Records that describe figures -
------------------------------------------------------------
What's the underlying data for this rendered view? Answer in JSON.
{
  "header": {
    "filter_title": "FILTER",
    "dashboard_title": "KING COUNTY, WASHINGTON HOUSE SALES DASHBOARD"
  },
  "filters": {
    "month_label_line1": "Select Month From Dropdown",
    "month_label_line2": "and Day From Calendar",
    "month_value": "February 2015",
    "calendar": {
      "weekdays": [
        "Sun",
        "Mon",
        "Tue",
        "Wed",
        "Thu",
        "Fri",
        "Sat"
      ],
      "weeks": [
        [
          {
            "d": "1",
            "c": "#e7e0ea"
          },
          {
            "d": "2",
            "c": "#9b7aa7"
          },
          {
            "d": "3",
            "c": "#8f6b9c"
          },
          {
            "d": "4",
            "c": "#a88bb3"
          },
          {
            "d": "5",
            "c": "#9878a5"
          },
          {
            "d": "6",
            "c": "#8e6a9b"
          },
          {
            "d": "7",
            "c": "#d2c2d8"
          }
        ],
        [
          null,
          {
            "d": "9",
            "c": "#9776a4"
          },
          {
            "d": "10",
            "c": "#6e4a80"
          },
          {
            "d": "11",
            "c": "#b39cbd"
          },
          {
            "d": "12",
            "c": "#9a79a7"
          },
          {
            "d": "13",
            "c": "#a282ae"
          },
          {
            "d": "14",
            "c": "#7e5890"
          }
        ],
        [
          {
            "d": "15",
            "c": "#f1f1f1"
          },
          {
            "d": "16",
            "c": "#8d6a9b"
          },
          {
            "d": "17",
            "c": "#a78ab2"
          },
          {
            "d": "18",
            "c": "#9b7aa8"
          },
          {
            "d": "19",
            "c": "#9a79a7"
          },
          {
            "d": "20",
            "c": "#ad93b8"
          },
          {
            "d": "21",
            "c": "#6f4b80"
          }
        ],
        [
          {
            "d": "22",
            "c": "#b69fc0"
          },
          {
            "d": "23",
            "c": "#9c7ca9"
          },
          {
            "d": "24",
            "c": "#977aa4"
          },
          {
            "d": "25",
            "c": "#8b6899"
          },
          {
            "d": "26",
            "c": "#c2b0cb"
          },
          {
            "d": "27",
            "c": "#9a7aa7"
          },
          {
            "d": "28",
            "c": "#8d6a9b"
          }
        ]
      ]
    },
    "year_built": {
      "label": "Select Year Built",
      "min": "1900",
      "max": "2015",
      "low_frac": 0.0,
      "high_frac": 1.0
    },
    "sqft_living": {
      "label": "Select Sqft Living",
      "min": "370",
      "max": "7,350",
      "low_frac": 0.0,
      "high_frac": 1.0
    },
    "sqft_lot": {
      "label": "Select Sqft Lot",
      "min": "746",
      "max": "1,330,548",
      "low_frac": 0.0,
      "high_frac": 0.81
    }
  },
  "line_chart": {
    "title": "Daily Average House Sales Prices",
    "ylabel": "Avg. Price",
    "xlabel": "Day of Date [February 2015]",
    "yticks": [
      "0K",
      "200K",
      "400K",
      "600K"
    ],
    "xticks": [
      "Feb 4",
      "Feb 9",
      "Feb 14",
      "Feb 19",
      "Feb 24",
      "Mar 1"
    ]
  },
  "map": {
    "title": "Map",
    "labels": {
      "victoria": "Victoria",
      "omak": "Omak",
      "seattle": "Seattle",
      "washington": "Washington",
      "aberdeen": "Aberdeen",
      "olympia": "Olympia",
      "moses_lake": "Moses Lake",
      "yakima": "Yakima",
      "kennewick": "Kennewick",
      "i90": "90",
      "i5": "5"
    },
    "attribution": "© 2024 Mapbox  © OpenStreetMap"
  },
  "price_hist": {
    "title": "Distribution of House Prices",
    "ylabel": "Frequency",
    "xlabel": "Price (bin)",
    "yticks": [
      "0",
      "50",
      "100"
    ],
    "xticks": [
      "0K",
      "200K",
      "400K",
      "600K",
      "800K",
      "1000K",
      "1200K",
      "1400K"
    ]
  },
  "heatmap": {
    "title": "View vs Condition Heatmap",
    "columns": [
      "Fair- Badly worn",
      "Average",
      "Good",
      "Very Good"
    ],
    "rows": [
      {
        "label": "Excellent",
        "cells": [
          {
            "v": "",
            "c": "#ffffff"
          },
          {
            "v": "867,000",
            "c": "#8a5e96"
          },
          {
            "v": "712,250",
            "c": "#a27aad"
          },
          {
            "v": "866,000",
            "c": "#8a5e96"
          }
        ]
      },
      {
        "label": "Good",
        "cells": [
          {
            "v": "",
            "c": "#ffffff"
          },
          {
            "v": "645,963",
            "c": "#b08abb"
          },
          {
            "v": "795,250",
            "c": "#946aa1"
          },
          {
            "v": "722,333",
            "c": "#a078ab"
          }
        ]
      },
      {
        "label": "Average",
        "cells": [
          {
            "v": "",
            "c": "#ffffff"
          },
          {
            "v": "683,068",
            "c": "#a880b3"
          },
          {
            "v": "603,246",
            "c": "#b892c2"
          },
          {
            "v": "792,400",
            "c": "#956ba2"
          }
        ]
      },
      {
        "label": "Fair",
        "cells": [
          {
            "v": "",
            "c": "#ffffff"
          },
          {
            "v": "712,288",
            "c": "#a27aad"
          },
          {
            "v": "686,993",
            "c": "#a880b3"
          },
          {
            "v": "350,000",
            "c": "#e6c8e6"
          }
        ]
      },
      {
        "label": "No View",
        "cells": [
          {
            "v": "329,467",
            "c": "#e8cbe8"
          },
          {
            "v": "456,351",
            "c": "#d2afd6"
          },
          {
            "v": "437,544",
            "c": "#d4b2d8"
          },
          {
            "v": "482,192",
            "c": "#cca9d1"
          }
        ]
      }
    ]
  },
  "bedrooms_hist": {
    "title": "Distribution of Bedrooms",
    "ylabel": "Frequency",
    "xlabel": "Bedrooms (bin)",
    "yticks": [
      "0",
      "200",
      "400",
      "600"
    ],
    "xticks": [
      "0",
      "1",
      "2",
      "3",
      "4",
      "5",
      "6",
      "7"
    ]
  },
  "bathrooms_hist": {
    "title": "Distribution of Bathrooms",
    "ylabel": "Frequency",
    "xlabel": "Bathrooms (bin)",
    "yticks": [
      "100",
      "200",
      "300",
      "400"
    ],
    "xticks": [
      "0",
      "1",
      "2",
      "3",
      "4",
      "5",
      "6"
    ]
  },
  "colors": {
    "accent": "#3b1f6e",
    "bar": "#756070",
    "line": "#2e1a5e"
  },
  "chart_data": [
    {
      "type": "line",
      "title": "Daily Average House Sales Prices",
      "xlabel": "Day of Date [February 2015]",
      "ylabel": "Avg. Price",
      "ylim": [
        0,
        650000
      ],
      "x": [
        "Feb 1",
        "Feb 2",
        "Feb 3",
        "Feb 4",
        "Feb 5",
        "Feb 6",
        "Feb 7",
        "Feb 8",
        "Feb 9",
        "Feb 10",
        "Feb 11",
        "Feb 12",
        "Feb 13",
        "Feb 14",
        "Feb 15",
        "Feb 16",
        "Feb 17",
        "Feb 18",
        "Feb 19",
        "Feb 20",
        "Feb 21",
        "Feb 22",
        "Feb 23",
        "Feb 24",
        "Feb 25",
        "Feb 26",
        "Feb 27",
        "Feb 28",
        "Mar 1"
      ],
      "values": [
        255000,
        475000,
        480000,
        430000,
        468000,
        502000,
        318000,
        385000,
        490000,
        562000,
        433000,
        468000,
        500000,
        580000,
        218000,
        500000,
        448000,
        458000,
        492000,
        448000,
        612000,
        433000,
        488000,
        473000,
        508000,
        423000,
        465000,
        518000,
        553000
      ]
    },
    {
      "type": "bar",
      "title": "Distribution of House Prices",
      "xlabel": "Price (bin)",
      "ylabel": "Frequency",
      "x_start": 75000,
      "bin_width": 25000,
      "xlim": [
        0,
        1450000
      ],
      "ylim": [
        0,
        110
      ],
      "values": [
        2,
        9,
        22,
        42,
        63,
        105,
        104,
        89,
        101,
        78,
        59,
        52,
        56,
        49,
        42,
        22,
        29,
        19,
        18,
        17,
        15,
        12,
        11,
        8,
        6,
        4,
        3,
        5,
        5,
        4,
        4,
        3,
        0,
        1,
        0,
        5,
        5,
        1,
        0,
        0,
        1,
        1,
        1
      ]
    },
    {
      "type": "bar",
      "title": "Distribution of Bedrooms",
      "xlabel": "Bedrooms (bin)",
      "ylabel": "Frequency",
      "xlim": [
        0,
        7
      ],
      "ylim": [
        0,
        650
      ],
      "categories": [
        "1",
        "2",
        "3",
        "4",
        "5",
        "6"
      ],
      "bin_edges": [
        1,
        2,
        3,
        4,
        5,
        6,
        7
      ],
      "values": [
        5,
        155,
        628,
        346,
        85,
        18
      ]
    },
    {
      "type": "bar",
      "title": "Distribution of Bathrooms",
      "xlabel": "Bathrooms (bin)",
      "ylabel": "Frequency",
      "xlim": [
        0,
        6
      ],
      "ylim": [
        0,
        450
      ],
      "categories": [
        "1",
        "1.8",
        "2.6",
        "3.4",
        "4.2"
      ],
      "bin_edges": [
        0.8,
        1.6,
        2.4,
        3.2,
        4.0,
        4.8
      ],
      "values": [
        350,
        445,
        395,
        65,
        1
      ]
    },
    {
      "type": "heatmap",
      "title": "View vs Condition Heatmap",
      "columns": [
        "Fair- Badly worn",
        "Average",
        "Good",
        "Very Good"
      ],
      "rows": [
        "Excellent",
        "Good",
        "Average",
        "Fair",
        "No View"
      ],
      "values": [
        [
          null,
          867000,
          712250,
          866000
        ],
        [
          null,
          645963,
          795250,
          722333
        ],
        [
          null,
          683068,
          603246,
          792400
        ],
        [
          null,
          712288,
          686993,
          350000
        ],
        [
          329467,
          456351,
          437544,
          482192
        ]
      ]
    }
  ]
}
------------------------------------------------------------
EXERCISE INSTRUCTIONS - Above are the records; copy every line in them that holds the word "Good".

THE COMPLETED TASK -
      "Good",
      "Very Good"
        "label": "Good",
        "Good",
        "Very Good"
        "Good",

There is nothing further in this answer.